Note: When overriding the PipelineManager, it is advised that executions use pipelineIds and not rely on the pipelines array.
Executions
The executions array contains definitions for how pipelines should be executed as well as dependencies. In addition to the execution instructions, each execution has the ability to override the classes and settings defined in the application configuration as well as override default settings.
Below is a list of configuration items:
- id - A an id that is unique with this application configuration file.
- pipelineIds - A list of pipeline ids to execute in provided order. If the pipeline is not part of the pipelines array then the application pipelines will be checked and then finally the classpath will be checked.
- initialPipelineId - Which pipeline should the processing begin with.
- parents - An array containing the _id_s of executions that this execution is dependent upon.
- evaluationPipelines - An optional array of pipelines to run to determine if the execution should run, stop or skip. These pipelines will be executed before the pipelines. When the pipelines result in a SKIP, then the main pipelines will be skipped, but children will be executed. A new exception SkipExecutionPipelineStepException and step throwSkipExecutionException have been created to make it easier to control this behavior.
- evaluationPipelineIds - An optional array of pipelines ids to run prior to executing the main pipelines. This is an alternate to the evaluationPipelines array.
- executionType - An optional type. Default is pipeline. fork and join are also options.
- forkByValues - An optional mapping that will be applied to globals to identify a list of values that should be processed in parallel. This attribute is only used when executionType is set to fork.
Below is a list of overrides:
- globals - The develop may choose to define custom globals for an execution that differs from the application level or using the mergeGlobals boolean attribute, merge these globals with the application globals.
- pipelines - Define which pipelines to execute. This will override the application level pipelines with the same id.
- pipelineListener - Override the application defined or default PipelineListener.
- sparkListeners - Add additional _SparkListener_s for this execution.
- securityManager - Override the application defined or default PipelineSecurityManager.
- stepMapper - Override the application defined or default PipelineStepMapper.
- pipelineParameters - Override the application defined or default PipelineParameters.
· · · ·
▶ WORK TO BE COMPLETED
Reproduce the passage on executions from "- parents - An" to "the evaluationPipelines array.", replacing "main pipelines" with "primary pipelines". The dataset entries that come next are separate material, independent of the passage on executions.

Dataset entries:
· · · ·
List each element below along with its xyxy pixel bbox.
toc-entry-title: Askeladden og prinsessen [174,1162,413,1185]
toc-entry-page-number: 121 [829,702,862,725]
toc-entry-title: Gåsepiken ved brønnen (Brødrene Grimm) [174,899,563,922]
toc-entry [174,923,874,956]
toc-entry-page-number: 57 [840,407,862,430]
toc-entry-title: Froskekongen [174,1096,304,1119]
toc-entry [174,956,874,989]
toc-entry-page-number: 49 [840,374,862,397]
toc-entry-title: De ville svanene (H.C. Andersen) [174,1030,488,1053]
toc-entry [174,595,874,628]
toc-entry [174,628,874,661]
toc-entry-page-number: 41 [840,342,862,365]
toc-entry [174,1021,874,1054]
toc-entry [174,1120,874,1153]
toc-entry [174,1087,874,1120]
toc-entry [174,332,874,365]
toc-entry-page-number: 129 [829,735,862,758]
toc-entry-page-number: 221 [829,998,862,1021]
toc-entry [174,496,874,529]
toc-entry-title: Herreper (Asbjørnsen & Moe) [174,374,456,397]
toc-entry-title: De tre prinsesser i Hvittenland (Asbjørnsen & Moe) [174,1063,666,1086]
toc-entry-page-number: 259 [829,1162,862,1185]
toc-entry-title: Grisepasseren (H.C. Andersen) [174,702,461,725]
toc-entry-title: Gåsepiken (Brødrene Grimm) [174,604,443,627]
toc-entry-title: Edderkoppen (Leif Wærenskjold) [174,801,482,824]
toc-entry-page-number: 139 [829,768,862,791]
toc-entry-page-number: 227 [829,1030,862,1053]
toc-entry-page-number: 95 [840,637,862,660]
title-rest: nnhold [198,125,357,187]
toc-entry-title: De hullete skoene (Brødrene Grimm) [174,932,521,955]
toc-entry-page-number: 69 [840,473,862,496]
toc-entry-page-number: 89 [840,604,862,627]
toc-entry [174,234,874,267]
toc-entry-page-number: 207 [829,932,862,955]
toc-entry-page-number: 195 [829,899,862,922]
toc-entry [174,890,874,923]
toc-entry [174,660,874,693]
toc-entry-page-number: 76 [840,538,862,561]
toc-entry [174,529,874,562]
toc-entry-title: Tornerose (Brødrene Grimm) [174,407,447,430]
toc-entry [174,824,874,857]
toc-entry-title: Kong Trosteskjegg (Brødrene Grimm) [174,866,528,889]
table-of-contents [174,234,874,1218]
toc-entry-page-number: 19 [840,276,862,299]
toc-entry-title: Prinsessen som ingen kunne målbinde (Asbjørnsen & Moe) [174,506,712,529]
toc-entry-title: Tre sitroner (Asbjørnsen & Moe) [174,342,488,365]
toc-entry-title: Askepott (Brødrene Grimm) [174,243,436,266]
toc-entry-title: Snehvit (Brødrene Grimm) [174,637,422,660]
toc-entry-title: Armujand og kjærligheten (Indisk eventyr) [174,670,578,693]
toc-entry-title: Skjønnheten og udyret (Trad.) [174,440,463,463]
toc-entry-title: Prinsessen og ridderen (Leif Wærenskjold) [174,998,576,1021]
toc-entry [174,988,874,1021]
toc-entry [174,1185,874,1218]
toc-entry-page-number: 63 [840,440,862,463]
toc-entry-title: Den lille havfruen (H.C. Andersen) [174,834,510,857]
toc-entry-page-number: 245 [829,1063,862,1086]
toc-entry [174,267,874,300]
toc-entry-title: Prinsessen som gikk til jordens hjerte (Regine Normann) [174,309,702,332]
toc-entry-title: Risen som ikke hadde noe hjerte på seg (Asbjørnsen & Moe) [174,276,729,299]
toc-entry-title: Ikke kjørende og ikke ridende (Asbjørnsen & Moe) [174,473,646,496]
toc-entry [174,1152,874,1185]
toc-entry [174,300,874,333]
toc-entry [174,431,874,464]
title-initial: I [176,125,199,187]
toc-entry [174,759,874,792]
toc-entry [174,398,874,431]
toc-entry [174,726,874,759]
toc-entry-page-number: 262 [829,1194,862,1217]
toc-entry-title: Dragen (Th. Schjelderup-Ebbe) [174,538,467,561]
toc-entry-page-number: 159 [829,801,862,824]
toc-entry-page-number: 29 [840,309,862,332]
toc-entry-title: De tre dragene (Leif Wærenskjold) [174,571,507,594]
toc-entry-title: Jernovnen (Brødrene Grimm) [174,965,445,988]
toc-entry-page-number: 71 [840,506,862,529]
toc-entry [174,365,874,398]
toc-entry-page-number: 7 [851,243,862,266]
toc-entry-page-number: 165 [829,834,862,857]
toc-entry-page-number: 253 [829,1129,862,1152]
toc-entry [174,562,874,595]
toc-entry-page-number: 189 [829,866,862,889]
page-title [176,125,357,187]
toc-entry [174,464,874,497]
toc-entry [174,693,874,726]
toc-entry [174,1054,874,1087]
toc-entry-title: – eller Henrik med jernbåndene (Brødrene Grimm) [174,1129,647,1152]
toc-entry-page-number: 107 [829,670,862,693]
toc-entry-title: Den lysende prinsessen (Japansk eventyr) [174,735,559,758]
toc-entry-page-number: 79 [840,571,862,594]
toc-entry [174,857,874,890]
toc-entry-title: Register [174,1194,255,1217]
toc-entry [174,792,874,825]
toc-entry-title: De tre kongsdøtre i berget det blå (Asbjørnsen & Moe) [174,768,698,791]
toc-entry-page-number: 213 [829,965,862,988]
· · · ·
▶ SOLUTION TO THIS EXERCISE
- parents - An array containing the _id_s of executions that this execution is dependent upon.
- evaluationPipelines - An optional array of pipelines to run to determine if the execution should run, stop or skip. These pipelines will be executed before the pipelines. When the pipelines result in a SKIP, then the primary pipelines will be skipped, but children will be executed. A new exception SkipExecutionPipelineStepException and step throwSkipExecutionException have been created to make it easier to control this behavior.
- evaluationPipelineIds - An optional array of pipelines ids to run prior to executing the primary pipelines. This is an alternate to the evaluationPipelines array.